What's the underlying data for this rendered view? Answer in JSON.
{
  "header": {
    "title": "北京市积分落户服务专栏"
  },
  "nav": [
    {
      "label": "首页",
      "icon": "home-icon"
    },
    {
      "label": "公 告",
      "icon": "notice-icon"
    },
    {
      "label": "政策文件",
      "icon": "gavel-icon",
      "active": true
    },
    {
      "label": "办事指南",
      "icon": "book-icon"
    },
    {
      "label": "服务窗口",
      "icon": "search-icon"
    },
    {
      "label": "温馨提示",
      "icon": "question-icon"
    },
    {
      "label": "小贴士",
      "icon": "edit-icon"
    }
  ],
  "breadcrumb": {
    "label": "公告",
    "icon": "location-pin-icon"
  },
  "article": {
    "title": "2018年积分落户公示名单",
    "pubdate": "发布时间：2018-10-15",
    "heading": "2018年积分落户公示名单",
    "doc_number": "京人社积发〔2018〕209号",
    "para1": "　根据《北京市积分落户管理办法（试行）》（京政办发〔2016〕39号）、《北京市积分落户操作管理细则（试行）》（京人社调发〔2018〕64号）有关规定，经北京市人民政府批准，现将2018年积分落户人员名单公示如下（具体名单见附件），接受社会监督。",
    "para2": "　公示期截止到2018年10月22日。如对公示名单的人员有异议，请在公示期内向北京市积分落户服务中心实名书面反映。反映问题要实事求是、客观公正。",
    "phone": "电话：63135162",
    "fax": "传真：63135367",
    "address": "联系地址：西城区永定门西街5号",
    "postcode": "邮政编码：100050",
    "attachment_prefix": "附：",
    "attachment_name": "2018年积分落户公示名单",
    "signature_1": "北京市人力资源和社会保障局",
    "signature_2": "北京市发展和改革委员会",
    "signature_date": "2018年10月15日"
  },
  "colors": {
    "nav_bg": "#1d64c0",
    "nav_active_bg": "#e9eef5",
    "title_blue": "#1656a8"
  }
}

········

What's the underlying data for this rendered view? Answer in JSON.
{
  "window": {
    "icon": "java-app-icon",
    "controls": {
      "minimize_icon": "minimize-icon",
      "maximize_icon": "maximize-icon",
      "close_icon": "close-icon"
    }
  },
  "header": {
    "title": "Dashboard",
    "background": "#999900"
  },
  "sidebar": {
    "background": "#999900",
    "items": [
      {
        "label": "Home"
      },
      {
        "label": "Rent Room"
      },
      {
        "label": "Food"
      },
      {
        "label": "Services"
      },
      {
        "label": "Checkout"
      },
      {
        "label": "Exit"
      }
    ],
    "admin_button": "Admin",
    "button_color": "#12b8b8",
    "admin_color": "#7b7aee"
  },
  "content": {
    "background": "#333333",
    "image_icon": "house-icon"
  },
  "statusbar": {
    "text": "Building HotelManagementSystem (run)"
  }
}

········

(Task requirements) Examine the records and pull out every line where the string "background" occurs.

(Full answer)
    "background": "#999900"
    "background": "#999900",
    "background": "#333333",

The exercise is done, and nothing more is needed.